# BMW 850 Ci - Mein Name ist Motzen



## Jesse74 (Jul 19, 2008)

Hi everyone!

So this is "Motzen" . "Motzen" means "to groan, gripe" in English... He got his name when my customer and now friend, Jason, picked him up in Switzerland (if I remember correctly). He had wanted one of these cars for some time and after a long time searching finally found one to call his P&J. In the beginning, Motz had a few problems with him and Jason said that every time he turned on the car, lights would flash, buzzers would sound, things would creak, etc. hence the name "Motzen" . After a lot of TLC, some mods, this, that and a new paint job Motz was is tip top shape... less the paint. It was one of "those" paint jobs that we're all too familiar with. The ones where the body shop just sort of go through the motions and do the job "well enough" to pass when handing the keys back.

This one loads of orange peel, plenty of wet-sanding marks, etc. but surprisingly no fish eyes. Also, they did a right sod job on the bumpers and didn't bother to sand or properly prep the surface before spraying, which led to flaking of the new paint. It's a shame that whoever resprayed this car didn't have enough respect for it to do it properly... this car is an icon IMO. So, meet Motz!

• _Listed records_

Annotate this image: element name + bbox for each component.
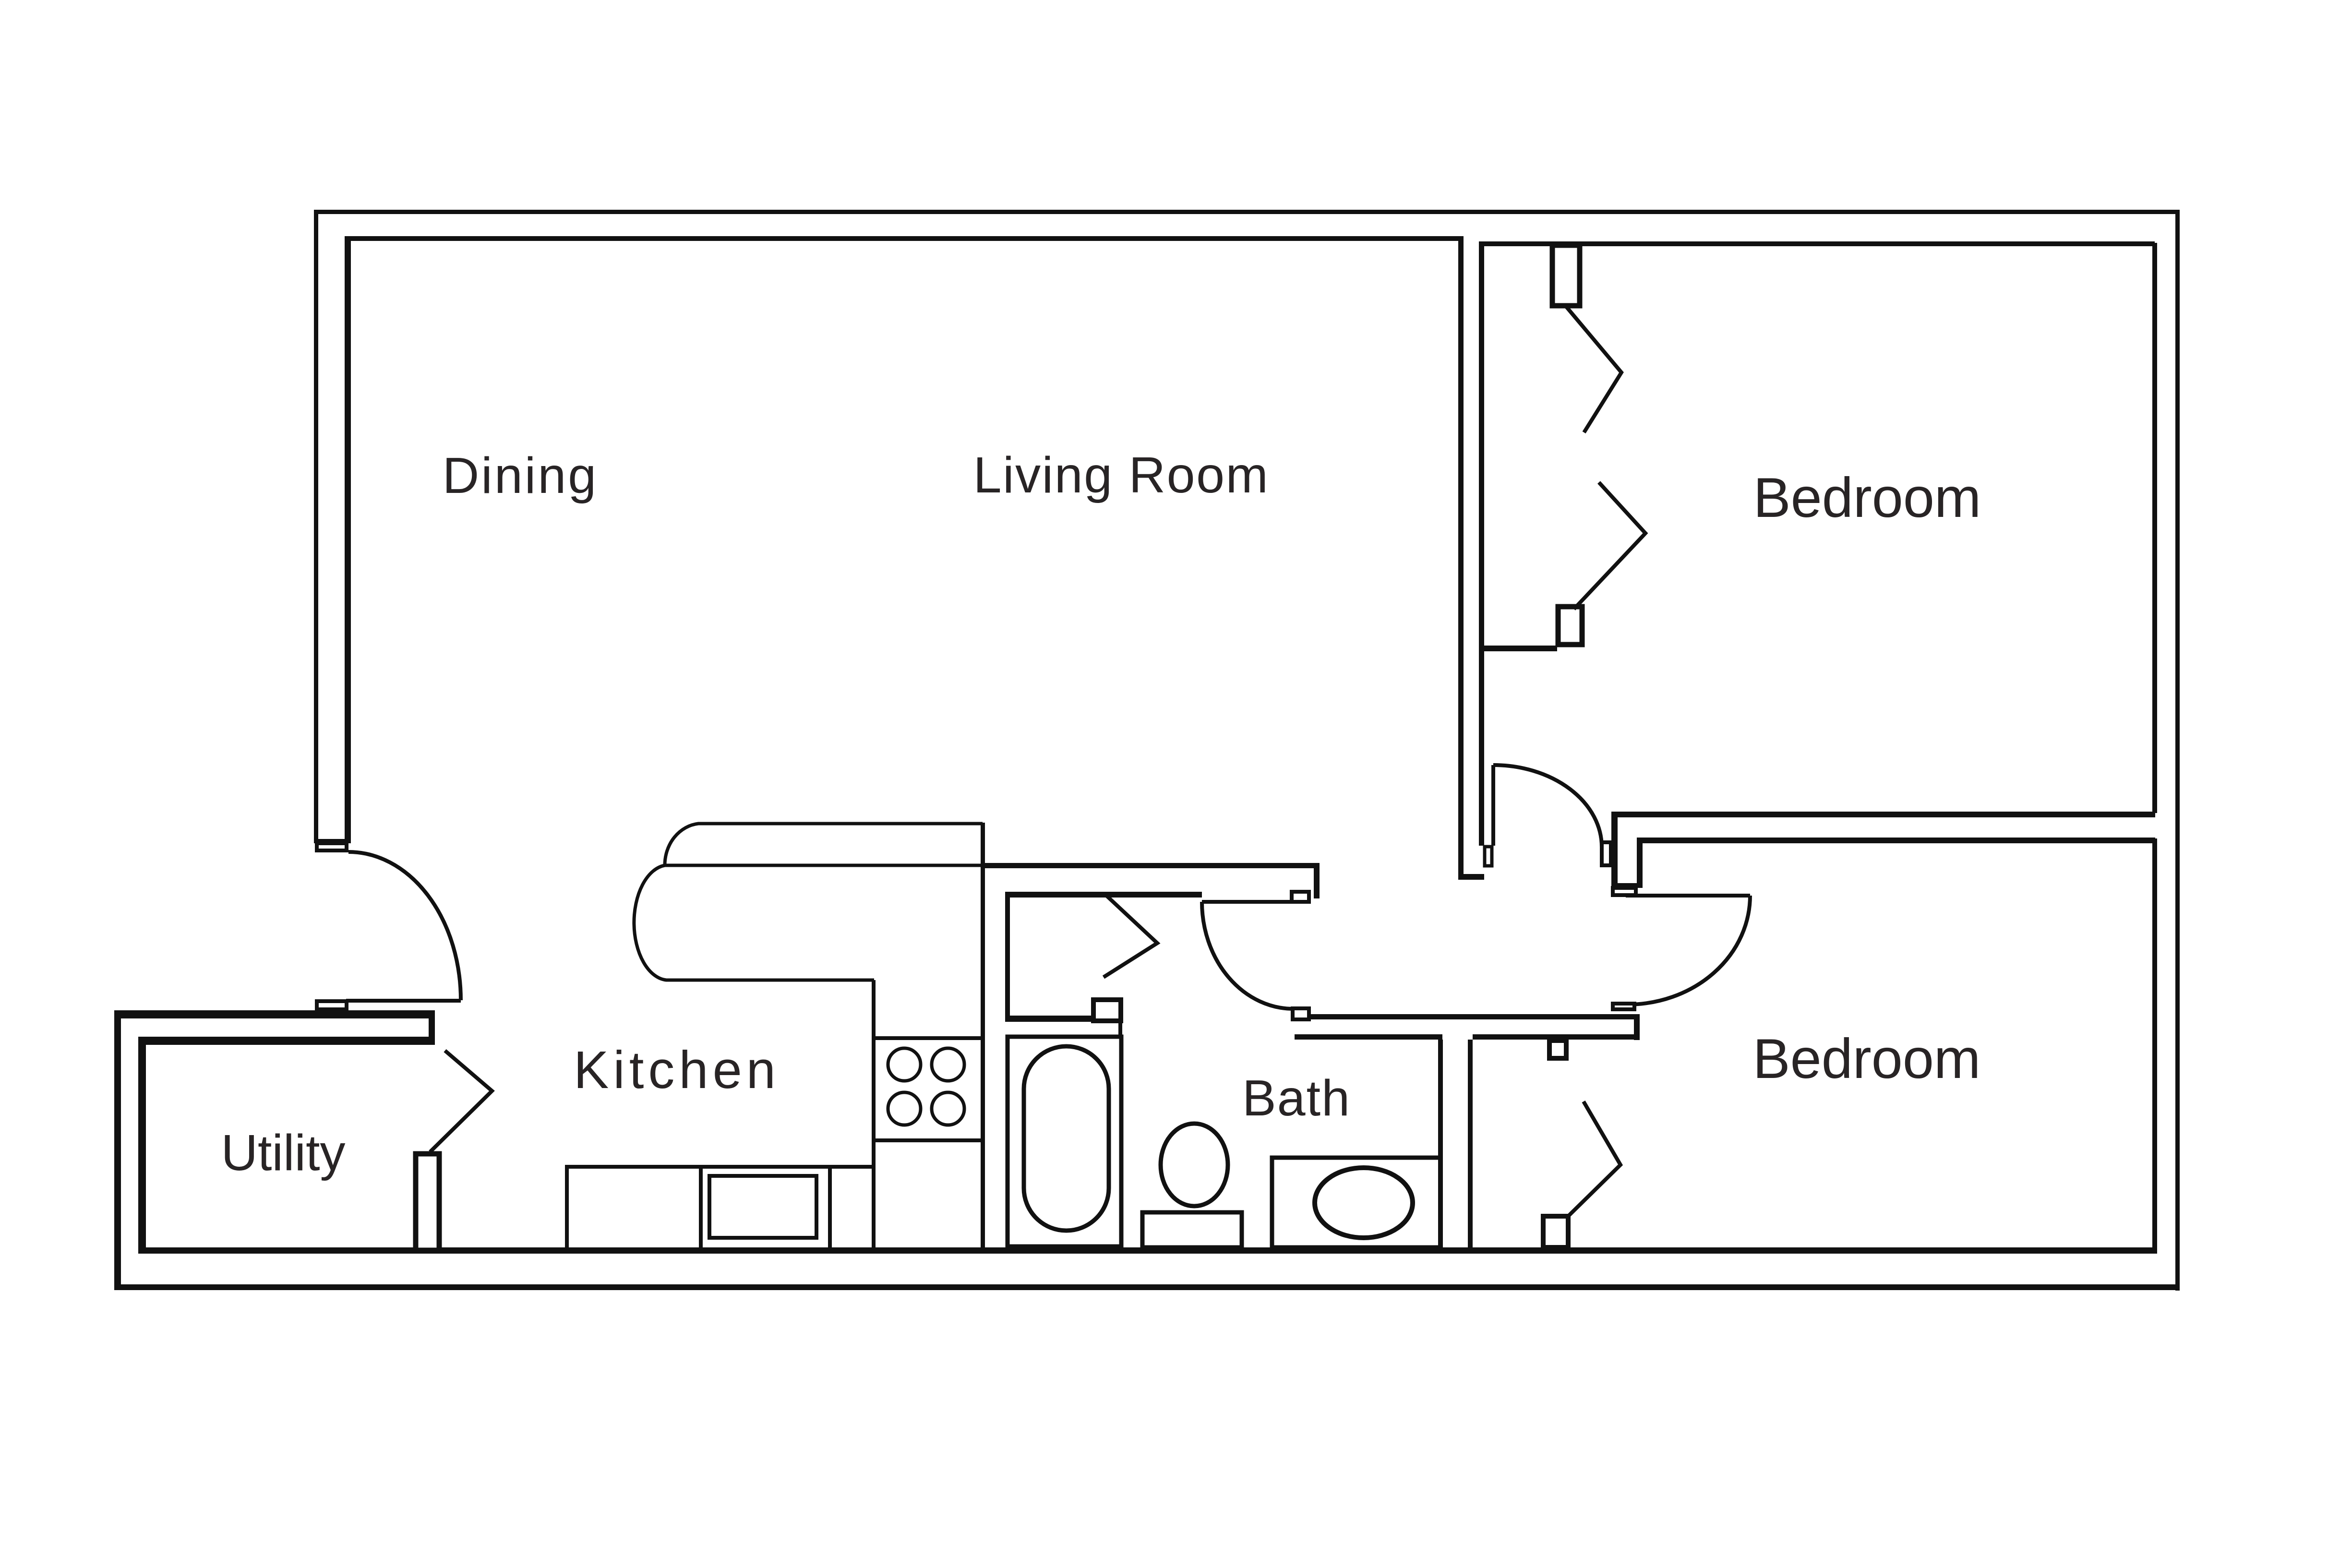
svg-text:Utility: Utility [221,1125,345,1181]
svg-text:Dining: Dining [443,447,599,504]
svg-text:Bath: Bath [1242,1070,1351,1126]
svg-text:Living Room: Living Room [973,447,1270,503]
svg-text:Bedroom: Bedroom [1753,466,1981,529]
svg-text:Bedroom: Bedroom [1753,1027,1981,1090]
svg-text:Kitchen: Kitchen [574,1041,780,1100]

--

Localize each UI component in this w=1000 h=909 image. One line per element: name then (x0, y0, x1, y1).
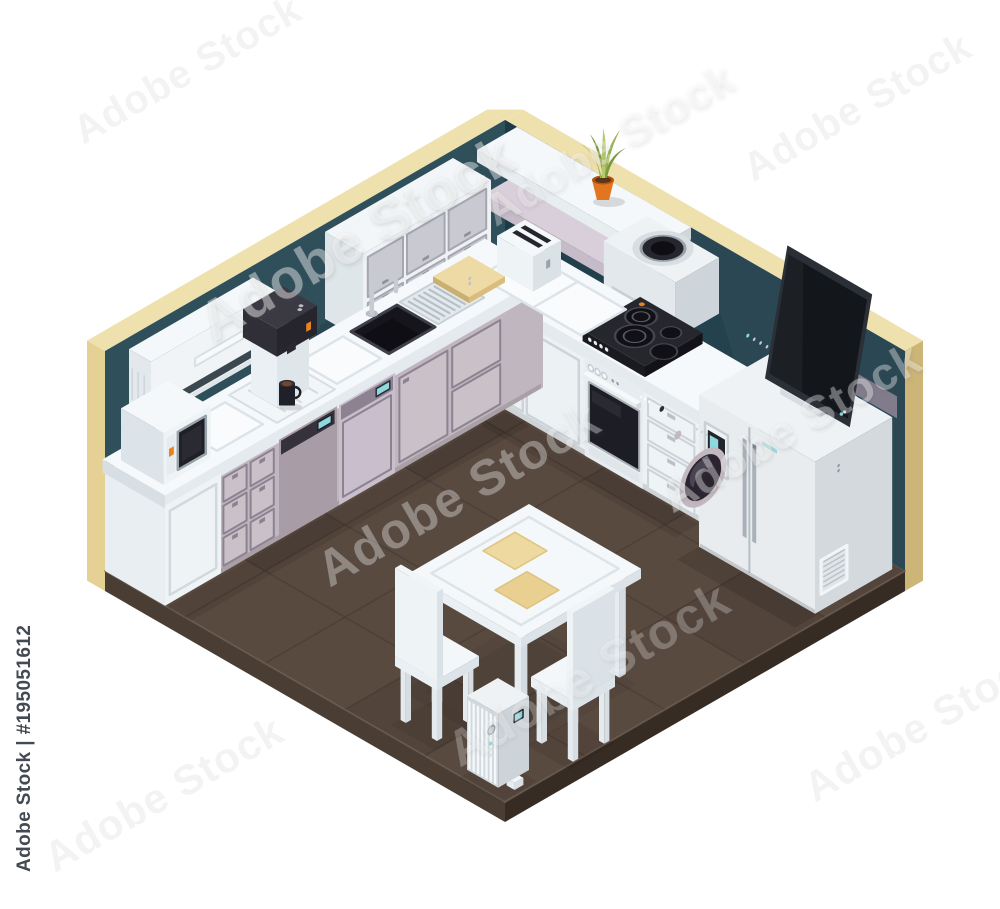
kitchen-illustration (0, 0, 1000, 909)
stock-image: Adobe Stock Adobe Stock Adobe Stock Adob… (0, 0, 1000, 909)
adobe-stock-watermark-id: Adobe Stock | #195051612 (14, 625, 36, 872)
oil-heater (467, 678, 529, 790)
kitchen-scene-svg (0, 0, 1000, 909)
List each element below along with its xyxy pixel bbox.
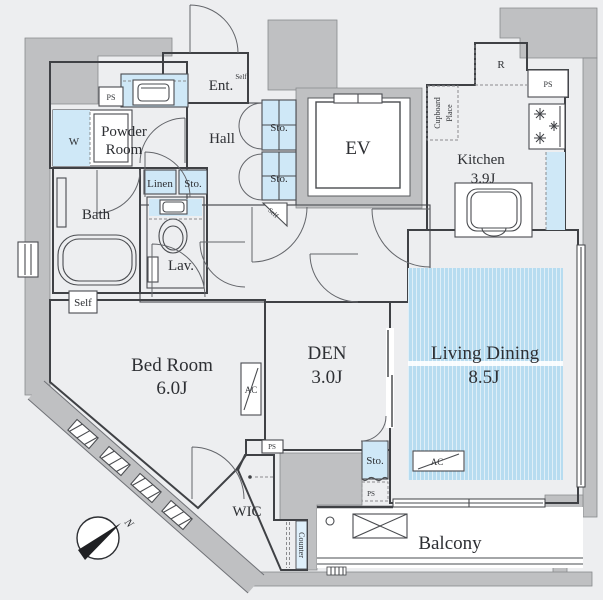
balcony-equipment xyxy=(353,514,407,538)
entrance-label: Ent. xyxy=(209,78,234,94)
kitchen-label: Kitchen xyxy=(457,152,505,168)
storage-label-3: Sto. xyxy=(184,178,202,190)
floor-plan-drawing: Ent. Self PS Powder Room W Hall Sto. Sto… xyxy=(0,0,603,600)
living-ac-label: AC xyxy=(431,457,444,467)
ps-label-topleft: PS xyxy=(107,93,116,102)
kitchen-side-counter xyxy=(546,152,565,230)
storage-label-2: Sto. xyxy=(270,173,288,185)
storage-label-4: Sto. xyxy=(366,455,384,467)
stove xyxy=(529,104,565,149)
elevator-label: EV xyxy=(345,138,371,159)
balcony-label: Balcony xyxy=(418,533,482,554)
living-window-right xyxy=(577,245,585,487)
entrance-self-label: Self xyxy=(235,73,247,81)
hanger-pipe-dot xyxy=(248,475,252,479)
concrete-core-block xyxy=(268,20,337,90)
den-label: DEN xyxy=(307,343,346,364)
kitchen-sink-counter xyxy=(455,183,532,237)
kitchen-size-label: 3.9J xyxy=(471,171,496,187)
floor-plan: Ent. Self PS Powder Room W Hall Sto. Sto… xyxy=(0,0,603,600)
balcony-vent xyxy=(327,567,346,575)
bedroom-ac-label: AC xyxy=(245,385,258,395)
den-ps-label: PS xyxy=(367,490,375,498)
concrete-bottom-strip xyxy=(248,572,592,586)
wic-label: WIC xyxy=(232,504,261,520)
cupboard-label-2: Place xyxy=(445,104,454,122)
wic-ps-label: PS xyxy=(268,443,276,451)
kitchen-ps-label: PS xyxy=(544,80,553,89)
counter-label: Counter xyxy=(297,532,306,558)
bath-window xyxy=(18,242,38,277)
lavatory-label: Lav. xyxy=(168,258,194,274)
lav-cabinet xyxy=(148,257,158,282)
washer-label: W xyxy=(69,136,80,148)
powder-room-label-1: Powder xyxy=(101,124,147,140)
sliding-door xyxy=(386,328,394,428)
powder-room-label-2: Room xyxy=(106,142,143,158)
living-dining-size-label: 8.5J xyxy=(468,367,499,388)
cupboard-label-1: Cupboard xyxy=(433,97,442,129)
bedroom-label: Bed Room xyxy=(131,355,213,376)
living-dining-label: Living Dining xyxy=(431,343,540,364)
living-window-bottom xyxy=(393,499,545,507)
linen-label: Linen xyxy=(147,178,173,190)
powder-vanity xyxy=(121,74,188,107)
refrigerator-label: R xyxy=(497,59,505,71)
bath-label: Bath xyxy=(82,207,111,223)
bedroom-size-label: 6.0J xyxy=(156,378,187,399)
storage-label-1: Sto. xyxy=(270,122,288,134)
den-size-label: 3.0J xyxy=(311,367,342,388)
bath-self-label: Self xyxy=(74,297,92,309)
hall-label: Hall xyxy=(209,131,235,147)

...

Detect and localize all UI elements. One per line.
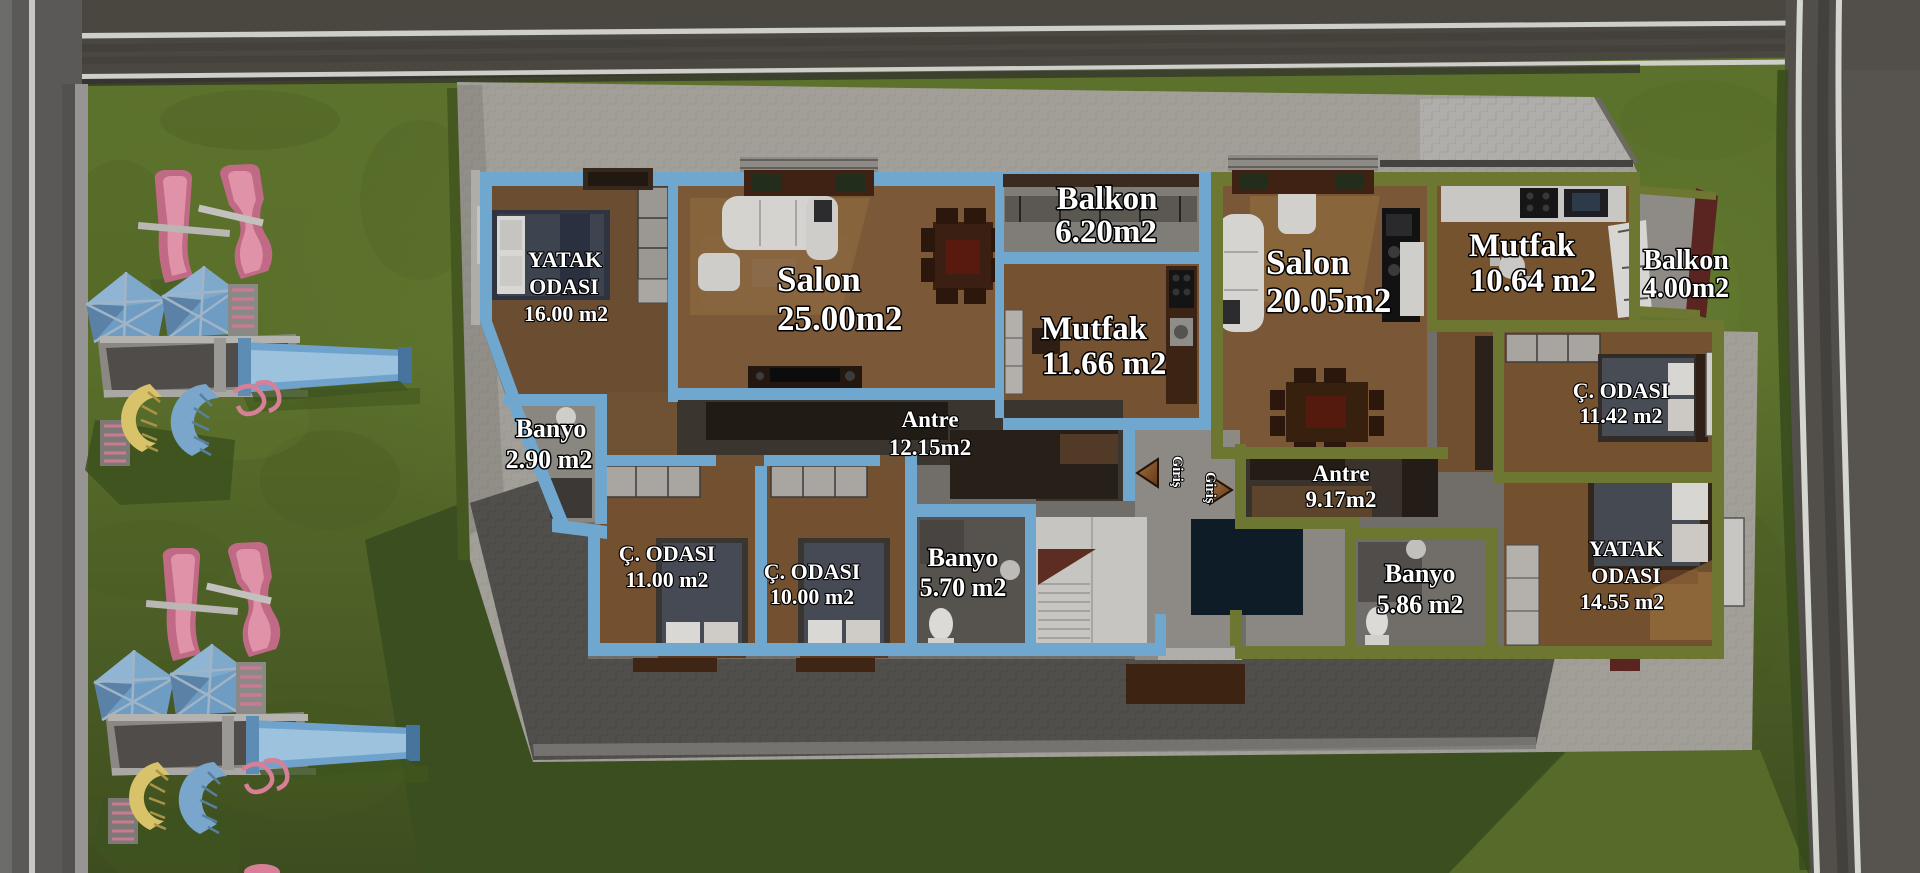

• _Your goal_
Extract the part of the BMW 850 Ci post from "# BMW 850 Ci" to "the keys back.". None of the items are needed here.

• _Exercise solution_
# BMW 850 Ci - Mein Name ist Motzen



## Jesse74 (Jul 19, 2008)

Hi everyone!

So this is "Motzen" . "Motzen" means "to groan, gripe" in English... He got his name when my customer and now friend, Jason, picked him up in Switzerland (if I remember correctly). He had wanted one of these cars for some time and after a long time searching finally found one to call his P&J. In the beginning, Motz had a few problems with him and Jason said that every time he turned on the car, lights would flash, buzzers would sound, things would creak, etc. hence the name "Motzen" . After a lot of TLC, some mods, this, that and a new paint job Motz was is tip top shape... less the paint. It was one of "those" paint jobs that we're all too familiar with. The ones where the body shop just sort of go through the motions and do the job "well enough" to pass when handing the keys back.